▶ [What needs to be done]:
Count the lines that contain the string "Тайвань", and give only the number.
# Given data start
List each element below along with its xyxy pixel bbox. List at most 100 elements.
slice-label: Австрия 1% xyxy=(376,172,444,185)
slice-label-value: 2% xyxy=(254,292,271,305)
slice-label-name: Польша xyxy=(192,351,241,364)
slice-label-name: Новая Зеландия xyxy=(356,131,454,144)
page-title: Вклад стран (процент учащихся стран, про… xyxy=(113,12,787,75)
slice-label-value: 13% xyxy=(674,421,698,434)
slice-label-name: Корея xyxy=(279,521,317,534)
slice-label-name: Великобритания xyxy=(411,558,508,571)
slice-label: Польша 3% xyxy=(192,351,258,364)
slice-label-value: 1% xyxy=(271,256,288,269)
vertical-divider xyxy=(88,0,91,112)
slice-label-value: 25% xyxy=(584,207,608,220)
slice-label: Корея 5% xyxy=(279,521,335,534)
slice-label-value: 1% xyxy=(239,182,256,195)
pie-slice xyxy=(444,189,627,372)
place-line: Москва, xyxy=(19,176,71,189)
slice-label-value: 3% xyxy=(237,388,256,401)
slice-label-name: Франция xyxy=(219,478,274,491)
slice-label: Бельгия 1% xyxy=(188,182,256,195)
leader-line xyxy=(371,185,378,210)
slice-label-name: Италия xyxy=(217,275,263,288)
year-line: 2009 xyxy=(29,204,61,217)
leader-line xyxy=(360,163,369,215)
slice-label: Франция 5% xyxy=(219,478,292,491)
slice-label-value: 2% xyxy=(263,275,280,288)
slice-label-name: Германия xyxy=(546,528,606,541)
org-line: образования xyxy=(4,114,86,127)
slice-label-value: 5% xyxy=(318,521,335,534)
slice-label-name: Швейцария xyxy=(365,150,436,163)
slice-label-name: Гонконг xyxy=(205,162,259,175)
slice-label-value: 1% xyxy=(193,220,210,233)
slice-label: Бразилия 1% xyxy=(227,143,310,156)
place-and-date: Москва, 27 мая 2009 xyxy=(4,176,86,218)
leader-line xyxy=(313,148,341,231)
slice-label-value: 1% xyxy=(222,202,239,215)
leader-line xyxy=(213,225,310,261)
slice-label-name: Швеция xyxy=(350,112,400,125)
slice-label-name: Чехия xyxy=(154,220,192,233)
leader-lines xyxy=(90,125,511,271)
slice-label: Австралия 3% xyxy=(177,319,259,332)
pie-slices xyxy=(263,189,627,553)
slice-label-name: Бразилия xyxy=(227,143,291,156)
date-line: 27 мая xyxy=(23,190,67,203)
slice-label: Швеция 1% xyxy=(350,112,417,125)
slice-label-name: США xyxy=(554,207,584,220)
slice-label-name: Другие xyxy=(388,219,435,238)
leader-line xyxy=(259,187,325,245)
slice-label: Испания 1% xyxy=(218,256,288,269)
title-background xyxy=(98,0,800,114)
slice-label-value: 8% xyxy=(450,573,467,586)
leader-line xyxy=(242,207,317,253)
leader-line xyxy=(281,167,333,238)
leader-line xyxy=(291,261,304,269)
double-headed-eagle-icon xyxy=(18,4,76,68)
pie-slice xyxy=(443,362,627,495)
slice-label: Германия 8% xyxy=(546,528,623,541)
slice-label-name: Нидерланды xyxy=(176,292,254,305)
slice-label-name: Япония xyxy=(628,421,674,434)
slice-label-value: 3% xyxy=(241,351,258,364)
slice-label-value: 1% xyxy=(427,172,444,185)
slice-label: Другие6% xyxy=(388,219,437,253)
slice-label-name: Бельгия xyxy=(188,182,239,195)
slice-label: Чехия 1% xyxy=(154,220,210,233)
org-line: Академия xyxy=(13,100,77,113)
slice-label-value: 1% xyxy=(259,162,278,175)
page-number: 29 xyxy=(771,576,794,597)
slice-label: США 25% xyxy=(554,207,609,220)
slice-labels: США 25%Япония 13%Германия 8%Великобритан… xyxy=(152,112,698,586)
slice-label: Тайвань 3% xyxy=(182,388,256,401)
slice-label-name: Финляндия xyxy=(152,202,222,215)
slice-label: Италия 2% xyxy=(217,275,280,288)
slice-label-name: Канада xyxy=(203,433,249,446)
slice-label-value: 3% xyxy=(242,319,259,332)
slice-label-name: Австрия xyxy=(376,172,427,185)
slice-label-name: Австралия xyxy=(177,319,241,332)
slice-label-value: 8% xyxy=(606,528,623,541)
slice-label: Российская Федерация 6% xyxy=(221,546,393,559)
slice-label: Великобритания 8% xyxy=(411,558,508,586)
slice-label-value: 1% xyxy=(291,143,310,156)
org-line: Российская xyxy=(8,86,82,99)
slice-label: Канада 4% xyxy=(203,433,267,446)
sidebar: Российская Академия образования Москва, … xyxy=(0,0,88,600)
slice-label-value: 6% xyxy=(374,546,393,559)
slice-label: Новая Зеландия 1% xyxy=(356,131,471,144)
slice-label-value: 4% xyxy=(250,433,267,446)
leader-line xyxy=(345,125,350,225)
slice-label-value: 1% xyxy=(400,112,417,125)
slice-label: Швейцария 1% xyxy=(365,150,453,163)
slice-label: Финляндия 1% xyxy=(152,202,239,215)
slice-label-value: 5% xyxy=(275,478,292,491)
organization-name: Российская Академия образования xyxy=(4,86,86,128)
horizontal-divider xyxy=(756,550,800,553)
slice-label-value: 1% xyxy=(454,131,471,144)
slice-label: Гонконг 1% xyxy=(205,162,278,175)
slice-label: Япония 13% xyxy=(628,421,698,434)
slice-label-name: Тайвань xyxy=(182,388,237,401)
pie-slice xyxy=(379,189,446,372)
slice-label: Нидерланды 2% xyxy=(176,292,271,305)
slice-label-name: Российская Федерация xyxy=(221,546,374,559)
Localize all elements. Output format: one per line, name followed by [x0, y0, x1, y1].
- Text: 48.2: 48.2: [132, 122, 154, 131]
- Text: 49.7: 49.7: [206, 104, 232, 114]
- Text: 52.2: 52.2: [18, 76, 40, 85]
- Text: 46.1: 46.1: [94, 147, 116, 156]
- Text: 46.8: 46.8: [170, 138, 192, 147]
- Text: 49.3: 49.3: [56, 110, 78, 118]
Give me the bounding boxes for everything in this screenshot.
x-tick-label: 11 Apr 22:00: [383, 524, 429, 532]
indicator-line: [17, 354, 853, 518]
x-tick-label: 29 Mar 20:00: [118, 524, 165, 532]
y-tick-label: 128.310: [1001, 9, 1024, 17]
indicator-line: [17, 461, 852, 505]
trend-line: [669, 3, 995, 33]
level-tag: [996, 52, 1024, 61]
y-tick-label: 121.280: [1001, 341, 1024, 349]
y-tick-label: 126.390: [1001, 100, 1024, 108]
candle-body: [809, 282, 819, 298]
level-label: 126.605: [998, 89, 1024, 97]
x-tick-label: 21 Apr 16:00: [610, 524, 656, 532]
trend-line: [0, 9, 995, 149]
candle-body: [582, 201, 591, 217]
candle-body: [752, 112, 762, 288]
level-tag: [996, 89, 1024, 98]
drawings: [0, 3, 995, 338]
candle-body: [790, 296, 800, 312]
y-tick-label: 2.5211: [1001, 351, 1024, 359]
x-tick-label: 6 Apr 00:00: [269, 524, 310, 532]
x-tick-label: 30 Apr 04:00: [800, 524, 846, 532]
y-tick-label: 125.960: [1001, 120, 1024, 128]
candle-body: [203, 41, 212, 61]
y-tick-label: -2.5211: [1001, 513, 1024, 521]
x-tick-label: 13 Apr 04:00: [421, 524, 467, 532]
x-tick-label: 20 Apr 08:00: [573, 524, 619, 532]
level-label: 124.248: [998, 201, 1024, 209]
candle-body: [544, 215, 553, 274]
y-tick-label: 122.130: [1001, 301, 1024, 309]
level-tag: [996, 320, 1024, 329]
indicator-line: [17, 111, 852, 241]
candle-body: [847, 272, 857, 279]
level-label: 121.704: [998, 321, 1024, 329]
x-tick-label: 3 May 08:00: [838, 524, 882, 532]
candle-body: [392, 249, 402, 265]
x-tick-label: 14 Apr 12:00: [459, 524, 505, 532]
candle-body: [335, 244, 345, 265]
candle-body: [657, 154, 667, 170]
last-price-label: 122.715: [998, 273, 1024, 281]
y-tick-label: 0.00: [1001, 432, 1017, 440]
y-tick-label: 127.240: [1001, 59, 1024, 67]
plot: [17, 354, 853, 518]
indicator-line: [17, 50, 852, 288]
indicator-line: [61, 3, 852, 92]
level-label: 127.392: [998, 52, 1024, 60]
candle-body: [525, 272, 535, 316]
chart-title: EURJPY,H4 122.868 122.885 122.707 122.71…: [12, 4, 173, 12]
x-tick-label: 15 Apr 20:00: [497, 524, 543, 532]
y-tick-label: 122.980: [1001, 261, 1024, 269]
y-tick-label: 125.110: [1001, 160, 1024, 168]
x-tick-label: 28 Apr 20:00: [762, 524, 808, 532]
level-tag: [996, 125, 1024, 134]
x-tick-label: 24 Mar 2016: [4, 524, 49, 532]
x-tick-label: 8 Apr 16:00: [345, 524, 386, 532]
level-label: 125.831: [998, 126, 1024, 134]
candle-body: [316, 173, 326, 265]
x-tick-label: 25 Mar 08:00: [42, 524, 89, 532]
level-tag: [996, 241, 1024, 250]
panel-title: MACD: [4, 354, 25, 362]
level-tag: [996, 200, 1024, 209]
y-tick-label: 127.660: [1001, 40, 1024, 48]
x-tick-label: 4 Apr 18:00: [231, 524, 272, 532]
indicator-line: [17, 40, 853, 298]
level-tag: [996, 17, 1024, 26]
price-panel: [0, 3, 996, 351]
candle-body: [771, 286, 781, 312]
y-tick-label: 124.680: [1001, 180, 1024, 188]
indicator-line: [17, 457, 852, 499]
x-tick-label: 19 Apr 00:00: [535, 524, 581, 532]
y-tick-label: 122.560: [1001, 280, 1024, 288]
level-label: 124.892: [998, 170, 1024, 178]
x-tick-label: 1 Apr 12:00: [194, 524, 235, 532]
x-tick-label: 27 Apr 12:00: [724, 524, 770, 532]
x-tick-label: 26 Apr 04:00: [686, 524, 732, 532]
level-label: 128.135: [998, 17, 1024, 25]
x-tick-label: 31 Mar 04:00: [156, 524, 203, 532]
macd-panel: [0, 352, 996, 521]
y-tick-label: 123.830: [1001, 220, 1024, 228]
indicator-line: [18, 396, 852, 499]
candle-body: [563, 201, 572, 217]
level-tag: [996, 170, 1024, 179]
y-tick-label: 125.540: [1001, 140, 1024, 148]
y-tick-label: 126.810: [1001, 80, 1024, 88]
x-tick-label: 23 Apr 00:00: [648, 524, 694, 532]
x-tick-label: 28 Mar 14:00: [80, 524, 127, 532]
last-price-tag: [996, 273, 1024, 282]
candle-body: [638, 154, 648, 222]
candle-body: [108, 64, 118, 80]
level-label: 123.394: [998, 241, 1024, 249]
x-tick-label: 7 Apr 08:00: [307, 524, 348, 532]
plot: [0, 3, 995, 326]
# Given data end
▶ [Solution to the exercise]:
2